* Start Input material *

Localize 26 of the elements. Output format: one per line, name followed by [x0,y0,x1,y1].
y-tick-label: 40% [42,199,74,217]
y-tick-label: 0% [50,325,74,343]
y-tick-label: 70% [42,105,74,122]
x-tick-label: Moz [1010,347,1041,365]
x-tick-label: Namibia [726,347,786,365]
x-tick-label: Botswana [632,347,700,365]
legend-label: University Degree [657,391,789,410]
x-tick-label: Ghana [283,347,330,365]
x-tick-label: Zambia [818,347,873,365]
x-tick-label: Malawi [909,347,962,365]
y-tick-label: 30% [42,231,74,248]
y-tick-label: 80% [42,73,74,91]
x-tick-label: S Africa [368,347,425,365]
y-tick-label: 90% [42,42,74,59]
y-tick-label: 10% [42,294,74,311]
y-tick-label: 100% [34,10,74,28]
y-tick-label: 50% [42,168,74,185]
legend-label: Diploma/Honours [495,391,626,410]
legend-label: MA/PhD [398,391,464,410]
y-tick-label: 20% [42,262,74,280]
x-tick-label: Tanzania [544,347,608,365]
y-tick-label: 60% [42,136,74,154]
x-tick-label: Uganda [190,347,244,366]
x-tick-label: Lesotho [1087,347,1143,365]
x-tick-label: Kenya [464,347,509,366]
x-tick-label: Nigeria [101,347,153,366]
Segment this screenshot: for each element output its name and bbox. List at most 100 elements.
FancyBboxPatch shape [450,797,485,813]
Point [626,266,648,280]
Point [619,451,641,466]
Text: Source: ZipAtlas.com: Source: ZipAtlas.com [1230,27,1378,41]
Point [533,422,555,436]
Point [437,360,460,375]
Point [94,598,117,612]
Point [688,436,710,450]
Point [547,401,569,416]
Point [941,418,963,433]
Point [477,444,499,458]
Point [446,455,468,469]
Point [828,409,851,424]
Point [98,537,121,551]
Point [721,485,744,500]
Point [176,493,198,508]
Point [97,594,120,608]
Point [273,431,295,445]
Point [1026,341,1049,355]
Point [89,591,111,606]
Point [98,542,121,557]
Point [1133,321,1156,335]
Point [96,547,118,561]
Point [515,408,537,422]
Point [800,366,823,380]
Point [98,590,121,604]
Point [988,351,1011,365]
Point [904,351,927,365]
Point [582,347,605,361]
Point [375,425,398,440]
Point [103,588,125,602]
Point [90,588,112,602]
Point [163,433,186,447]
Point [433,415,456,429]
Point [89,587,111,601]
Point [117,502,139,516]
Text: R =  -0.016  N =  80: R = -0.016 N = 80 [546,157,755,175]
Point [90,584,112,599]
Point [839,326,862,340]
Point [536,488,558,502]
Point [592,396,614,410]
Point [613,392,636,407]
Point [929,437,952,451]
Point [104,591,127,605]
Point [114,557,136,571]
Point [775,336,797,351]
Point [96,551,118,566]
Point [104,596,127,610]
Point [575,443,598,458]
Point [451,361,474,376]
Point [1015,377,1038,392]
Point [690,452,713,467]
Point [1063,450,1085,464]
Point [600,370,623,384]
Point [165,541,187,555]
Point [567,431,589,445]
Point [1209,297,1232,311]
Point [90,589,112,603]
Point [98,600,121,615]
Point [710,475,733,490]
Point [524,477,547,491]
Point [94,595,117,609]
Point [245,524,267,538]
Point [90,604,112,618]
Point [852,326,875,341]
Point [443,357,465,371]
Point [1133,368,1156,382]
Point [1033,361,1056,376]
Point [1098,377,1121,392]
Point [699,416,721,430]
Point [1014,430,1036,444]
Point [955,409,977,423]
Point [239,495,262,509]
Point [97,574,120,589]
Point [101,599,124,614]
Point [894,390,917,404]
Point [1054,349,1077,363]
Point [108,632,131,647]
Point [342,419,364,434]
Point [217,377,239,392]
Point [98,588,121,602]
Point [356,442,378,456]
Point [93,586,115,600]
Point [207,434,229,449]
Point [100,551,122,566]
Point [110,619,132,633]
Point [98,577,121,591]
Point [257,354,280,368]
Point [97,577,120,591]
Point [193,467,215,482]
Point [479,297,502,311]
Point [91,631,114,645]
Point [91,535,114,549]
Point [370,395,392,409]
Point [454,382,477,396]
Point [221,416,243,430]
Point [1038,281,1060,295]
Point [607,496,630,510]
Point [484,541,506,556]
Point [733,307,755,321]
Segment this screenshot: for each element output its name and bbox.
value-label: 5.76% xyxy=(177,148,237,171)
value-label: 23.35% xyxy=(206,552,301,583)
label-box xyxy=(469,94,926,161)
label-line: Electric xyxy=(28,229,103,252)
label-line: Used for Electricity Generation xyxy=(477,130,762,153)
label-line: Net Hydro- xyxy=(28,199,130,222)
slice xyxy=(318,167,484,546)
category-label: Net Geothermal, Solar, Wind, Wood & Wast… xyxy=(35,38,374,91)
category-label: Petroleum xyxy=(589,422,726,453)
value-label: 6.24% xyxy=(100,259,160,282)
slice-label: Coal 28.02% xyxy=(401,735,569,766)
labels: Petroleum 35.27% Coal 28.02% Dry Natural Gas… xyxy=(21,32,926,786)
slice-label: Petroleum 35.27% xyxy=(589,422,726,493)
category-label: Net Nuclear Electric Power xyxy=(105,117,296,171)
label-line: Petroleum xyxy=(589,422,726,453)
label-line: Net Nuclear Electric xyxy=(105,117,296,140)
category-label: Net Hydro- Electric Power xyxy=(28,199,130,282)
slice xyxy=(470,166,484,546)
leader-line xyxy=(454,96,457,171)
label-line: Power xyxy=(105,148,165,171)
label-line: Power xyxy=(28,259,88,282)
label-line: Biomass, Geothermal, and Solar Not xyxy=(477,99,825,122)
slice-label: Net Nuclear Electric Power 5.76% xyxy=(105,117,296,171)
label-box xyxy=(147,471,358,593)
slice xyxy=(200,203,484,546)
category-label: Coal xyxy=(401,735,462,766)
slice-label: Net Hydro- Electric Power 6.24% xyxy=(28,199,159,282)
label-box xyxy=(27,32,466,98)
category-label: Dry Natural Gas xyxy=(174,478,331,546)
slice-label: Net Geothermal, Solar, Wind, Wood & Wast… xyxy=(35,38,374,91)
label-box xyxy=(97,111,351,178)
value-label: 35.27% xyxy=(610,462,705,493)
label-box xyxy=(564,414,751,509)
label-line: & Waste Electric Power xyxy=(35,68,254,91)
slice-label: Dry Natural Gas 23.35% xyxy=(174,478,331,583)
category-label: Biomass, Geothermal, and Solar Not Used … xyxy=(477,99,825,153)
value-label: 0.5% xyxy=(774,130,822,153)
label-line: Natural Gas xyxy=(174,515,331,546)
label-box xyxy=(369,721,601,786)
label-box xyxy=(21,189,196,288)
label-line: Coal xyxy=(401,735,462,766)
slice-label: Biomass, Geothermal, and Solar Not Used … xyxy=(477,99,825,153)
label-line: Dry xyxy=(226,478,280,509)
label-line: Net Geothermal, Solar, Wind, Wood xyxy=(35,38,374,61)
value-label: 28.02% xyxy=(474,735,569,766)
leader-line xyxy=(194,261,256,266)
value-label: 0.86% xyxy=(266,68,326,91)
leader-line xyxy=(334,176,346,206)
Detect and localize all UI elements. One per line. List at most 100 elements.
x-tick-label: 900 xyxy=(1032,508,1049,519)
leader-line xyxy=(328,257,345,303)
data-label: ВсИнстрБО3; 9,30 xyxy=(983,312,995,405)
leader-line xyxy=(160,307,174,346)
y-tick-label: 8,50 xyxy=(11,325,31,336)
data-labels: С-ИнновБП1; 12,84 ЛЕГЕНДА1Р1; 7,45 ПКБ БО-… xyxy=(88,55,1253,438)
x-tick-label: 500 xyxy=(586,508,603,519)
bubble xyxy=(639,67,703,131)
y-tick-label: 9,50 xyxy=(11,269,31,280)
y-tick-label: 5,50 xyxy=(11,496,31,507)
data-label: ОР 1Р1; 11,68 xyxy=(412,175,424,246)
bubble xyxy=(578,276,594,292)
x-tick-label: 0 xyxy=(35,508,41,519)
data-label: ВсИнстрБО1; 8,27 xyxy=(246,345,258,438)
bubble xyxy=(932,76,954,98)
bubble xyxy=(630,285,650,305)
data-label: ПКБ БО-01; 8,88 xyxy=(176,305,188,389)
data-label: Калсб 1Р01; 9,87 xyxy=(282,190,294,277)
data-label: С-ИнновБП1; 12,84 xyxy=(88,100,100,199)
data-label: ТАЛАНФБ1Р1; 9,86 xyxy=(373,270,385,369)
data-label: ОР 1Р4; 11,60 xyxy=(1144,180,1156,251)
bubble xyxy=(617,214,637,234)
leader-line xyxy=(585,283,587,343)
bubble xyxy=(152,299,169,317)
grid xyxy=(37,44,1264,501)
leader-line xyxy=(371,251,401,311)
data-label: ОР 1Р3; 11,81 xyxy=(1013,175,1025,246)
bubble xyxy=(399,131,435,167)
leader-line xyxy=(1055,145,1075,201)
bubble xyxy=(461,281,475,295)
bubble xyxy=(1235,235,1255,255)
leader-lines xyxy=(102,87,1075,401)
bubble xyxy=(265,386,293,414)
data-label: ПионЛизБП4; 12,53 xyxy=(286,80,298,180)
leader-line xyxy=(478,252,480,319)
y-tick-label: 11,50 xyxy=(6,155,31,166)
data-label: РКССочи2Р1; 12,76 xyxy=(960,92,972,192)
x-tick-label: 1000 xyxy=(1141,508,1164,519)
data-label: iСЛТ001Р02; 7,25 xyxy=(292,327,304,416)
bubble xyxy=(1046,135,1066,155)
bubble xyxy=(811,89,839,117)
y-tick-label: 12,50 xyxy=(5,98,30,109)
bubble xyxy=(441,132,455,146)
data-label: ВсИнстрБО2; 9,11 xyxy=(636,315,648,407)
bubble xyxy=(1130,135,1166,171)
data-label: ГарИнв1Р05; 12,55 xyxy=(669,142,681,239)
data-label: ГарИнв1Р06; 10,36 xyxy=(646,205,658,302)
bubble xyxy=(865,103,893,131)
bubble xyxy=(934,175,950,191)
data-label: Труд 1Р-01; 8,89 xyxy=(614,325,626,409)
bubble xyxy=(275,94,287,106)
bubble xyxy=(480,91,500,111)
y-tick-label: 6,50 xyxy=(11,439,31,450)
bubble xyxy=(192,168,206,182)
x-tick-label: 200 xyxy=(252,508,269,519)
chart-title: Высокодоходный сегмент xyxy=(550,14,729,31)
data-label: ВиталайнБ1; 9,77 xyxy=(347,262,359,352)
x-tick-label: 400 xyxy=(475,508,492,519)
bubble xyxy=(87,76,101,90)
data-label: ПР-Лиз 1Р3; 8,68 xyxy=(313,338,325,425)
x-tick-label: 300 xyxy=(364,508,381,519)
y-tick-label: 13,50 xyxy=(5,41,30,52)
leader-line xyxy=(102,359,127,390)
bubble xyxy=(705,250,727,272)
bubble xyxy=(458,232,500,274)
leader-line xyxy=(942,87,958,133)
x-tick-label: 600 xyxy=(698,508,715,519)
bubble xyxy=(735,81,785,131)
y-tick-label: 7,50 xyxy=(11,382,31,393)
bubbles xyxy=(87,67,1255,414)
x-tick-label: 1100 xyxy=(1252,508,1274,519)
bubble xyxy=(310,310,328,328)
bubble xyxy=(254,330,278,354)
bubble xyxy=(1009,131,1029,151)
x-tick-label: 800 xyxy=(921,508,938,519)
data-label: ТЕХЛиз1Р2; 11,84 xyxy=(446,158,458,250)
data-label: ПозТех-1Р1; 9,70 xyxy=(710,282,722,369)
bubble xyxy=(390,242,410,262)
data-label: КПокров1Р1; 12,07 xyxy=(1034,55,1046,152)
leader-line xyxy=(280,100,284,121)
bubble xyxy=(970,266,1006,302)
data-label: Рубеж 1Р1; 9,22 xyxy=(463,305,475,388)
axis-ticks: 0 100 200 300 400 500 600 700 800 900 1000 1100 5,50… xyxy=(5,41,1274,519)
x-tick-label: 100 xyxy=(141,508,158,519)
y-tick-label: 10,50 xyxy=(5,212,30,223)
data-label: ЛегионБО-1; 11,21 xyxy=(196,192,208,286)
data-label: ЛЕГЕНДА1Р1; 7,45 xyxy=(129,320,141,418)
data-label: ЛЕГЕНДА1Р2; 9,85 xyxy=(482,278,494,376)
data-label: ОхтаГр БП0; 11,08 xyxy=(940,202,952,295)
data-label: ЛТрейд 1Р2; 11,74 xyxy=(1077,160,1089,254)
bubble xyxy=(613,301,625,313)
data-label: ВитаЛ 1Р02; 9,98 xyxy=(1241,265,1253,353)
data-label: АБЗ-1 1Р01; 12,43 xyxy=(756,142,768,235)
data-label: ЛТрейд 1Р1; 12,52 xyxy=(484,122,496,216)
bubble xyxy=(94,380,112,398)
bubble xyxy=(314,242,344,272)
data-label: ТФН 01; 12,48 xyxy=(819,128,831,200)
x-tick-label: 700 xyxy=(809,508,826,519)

* End Input material *

## Directions
Write out every line of the listing above, from its first line through the line containing "y-tick-label: 80% [42,73,74,91]", as a numbered list without blank lines.

## Solution to this exercise
1. Localize 26 of the elements. Output format: one per line, name followed by [x0,y0,x1,y1].
2. y-tick-label: 40% [42,199,74,217]
3. y-tick-label: 0% [50,325,74,343]
4. y-tick-label: 70% [42,105,74,122]
5. x-tick-label: Moz [1010,347,1041,365]
6. x-tick-label: Namibia [726,347,786,365]
7. x-tick-label: Botswana [632,347,700,365]
8. legend-label: University Degree [657,391,789,410]
9. x-tick-label: Ghana [283,347,330,365]
10. x-tick-label: Zambia [818,347,873,365]
11. x-tick-label: Malawi [909,347,962,365]
12. y-tick-label: 30% [42,231,74,248]
13. y-tick-label: 80% [42,73,74,91]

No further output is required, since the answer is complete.